Exercise goal: Gather all lines with "xlabel" from the records.

═════ Data shown ═════

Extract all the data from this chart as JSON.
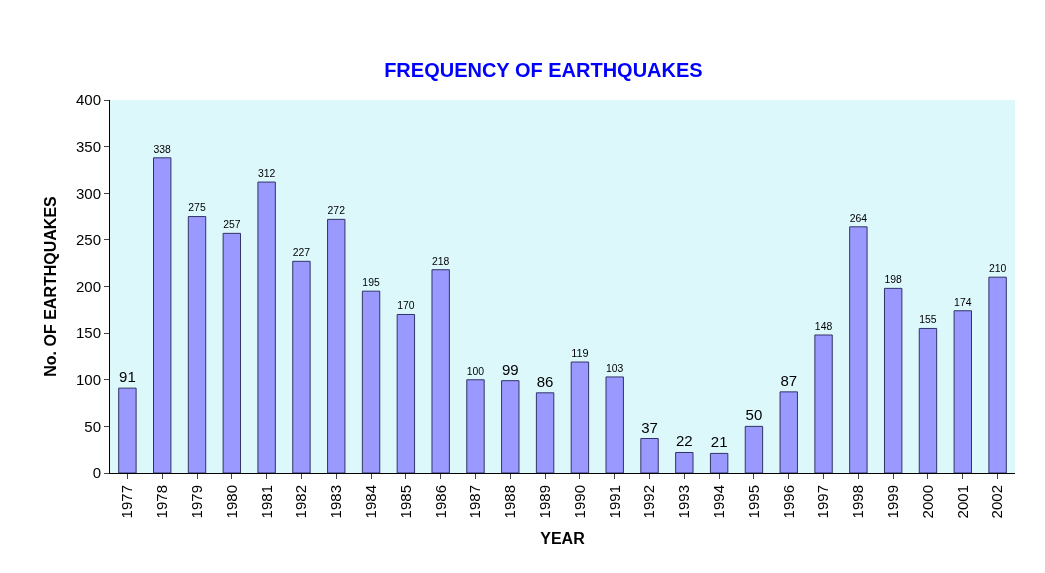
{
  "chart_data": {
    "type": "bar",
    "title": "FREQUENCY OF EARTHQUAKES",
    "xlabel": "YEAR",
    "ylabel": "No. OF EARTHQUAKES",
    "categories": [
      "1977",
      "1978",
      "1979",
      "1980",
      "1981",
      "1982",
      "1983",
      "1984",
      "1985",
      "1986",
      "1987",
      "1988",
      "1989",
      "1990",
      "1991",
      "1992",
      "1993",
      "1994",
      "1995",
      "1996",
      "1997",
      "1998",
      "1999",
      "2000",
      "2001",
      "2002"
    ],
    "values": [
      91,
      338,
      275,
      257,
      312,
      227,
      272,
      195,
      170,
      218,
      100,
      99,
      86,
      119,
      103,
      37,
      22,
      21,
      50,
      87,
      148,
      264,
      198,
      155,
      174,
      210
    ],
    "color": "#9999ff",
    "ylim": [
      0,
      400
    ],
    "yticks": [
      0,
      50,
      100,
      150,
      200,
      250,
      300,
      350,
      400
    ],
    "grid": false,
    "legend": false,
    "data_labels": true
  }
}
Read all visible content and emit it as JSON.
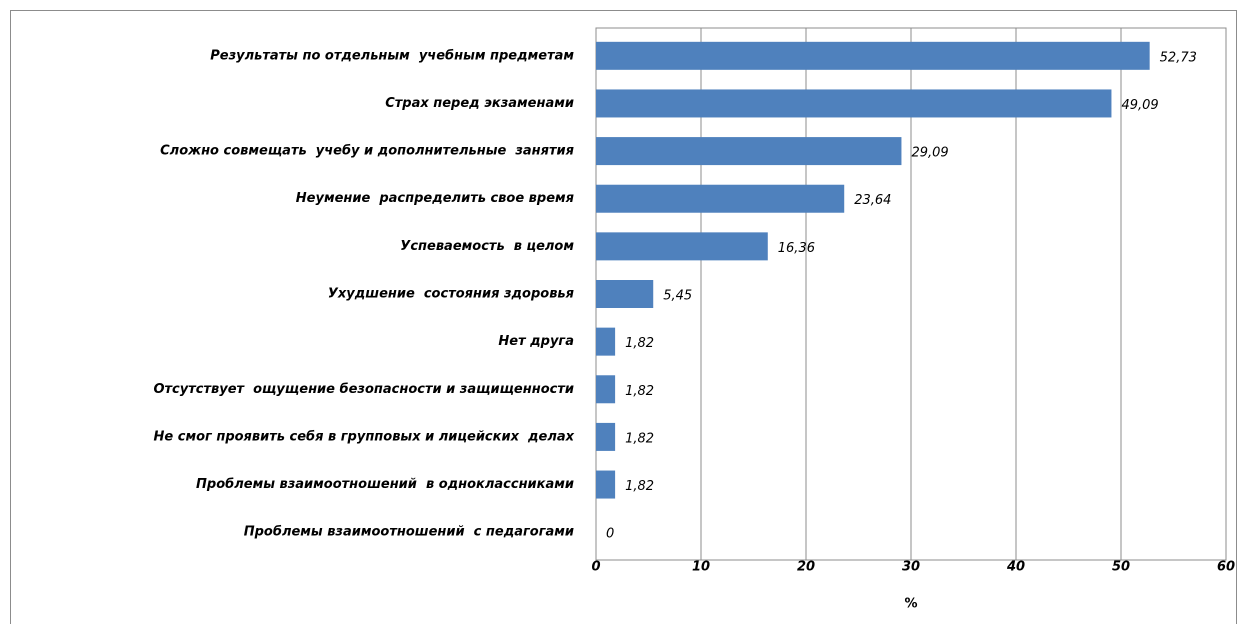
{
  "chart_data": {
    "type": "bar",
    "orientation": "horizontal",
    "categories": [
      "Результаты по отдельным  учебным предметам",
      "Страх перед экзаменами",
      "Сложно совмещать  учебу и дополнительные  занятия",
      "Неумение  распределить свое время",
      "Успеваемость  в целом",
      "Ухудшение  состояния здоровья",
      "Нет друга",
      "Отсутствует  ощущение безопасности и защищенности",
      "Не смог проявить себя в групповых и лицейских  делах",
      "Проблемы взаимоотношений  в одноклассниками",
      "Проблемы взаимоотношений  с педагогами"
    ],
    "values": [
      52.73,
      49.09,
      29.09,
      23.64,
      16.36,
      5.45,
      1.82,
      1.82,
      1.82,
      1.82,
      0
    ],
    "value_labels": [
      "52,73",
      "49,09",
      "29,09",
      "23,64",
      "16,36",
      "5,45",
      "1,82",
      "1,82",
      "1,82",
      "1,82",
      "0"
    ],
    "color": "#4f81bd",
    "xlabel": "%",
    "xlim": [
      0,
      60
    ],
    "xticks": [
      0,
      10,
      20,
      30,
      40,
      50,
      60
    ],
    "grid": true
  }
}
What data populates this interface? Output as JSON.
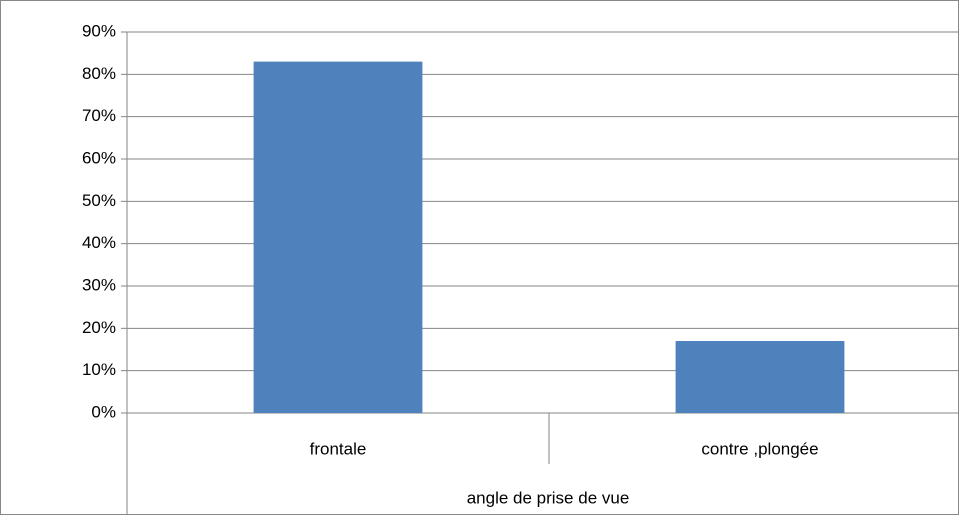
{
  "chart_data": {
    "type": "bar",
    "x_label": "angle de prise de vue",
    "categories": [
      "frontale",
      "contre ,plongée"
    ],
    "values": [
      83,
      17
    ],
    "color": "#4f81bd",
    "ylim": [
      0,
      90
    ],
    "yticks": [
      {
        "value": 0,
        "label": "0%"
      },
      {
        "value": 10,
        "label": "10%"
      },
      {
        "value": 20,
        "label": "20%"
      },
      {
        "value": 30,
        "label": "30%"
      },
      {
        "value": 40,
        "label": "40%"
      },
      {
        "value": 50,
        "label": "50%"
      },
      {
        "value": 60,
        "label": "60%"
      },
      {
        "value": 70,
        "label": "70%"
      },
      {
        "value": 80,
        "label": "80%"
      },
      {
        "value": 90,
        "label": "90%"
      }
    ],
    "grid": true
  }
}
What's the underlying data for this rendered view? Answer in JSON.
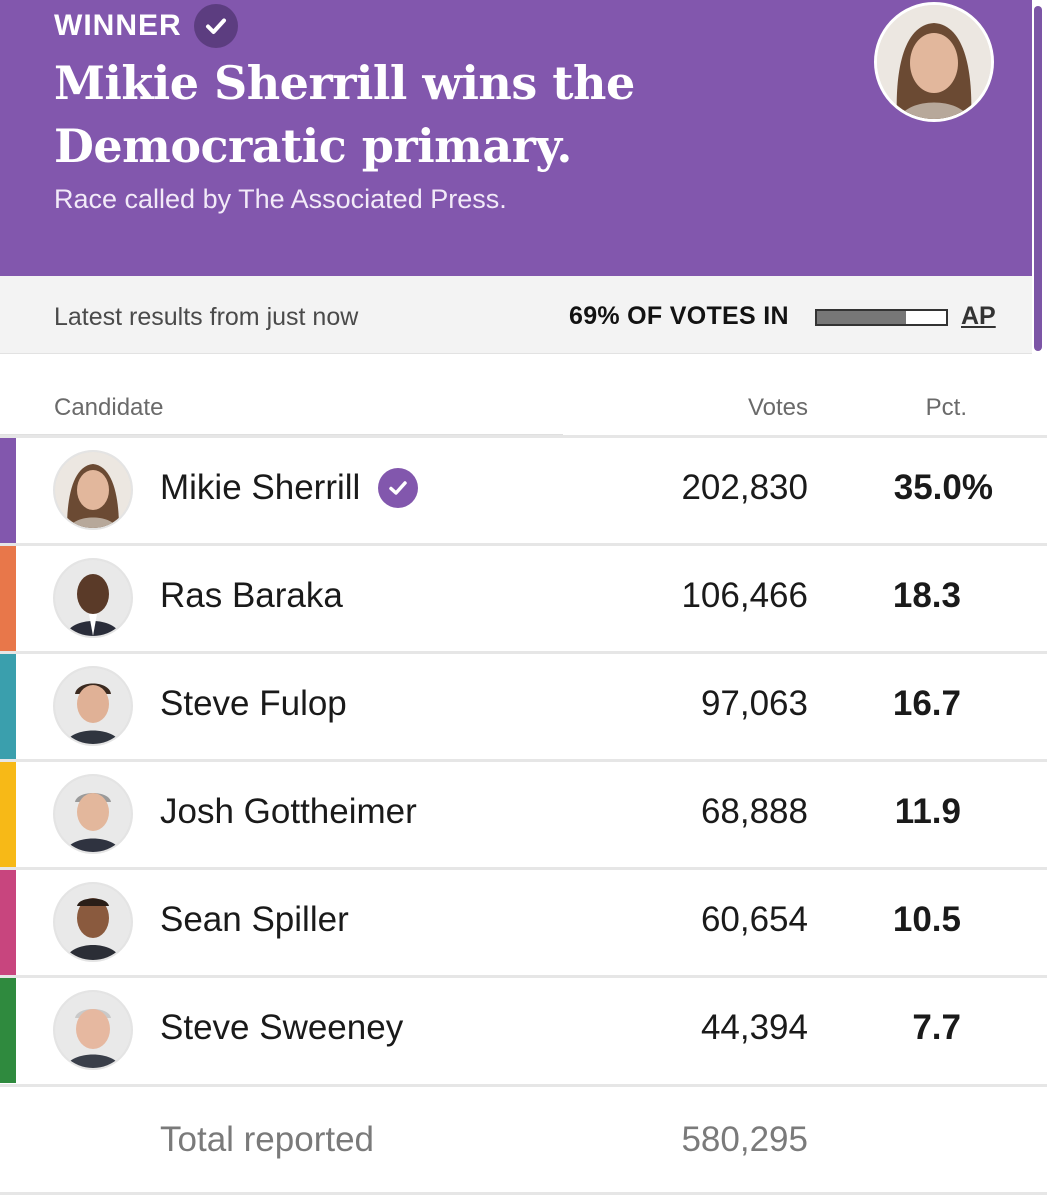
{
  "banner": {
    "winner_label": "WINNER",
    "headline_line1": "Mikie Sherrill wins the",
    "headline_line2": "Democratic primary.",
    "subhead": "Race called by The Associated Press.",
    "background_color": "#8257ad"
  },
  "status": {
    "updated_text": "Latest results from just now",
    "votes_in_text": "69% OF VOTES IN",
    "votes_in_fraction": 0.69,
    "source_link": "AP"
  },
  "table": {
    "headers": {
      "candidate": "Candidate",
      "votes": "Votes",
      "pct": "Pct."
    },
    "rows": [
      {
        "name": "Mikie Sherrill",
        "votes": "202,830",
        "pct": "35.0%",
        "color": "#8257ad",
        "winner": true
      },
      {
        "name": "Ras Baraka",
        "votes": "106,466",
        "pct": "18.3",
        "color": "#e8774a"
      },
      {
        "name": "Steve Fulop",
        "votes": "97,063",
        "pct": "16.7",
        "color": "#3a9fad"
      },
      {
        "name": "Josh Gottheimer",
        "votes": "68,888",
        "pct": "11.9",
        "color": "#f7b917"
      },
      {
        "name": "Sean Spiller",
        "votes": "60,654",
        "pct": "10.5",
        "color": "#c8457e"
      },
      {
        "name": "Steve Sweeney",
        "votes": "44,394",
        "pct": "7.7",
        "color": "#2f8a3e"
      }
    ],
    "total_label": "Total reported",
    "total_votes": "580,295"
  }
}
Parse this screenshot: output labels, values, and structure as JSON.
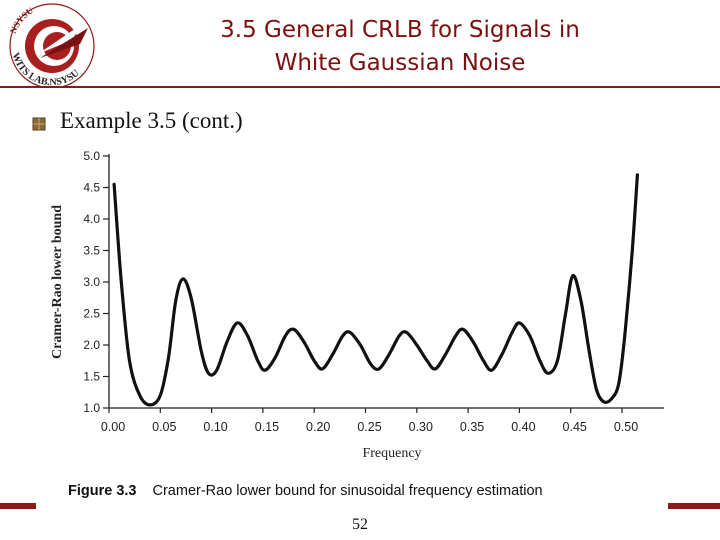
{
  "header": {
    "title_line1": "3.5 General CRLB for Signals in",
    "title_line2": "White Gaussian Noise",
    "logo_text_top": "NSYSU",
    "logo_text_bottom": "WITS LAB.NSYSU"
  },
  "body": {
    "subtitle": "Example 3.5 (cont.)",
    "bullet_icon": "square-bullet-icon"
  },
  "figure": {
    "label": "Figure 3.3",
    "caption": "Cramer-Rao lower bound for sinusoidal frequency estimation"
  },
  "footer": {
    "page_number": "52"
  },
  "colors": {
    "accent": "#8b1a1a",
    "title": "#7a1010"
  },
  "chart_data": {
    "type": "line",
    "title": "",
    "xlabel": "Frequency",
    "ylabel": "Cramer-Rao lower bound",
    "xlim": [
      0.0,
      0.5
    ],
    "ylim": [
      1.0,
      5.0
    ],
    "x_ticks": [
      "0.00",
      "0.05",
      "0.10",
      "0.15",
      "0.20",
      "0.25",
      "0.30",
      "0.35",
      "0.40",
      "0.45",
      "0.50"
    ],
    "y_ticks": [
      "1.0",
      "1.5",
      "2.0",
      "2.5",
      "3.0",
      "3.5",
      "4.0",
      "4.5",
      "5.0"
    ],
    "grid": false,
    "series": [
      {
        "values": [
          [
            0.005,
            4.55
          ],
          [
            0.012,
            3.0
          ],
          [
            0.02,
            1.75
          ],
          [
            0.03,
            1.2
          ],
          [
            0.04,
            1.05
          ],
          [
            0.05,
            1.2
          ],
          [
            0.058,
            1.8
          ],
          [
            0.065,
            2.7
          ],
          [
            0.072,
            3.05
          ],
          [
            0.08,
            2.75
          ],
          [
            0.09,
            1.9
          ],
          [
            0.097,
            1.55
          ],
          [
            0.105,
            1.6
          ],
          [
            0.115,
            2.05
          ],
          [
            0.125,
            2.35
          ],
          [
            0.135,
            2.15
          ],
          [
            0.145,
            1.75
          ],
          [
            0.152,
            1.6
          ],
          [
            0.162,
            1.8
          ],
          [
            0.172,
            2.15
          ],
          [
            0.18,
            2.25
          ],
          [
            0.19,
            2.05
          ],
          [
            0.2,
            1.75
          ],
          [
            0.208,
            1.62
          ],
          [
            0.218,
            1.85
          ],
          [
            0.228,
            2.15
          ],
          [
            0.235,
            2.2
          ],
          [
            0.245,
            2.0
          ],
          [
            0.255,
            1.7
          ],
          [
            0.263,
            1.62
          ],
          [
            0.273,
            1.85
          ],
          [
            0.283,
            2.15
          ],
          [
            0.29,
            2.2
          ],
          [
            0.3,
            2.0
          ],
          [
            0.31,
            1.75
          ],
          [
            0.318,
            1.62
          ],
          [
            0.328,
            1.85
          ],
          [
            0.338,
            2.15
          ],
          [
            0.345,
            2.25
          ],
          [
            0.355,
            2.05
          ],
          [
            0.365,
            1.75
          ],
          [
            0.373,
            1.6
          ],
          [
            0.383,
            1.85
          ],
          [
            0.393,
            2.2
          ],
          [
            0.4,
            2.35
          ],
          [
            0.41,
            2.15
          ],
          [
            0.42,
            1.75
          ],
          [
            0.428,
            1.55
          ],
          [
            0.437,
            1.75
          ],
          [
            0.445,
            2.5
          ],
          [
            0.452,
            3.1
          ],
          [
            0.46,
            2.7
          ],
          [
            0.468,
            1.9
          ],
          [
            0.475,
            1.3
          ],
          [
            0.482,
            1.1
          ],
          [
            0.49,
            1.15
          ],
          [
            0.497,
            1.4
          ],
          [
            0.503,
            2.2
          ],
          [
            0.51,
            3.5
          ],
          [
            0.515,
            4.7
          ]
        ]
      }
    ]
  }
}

═════

Result:
    "xlabel": "YEAR",
    "xlabel": "%",
    "xlabel": "Frequency",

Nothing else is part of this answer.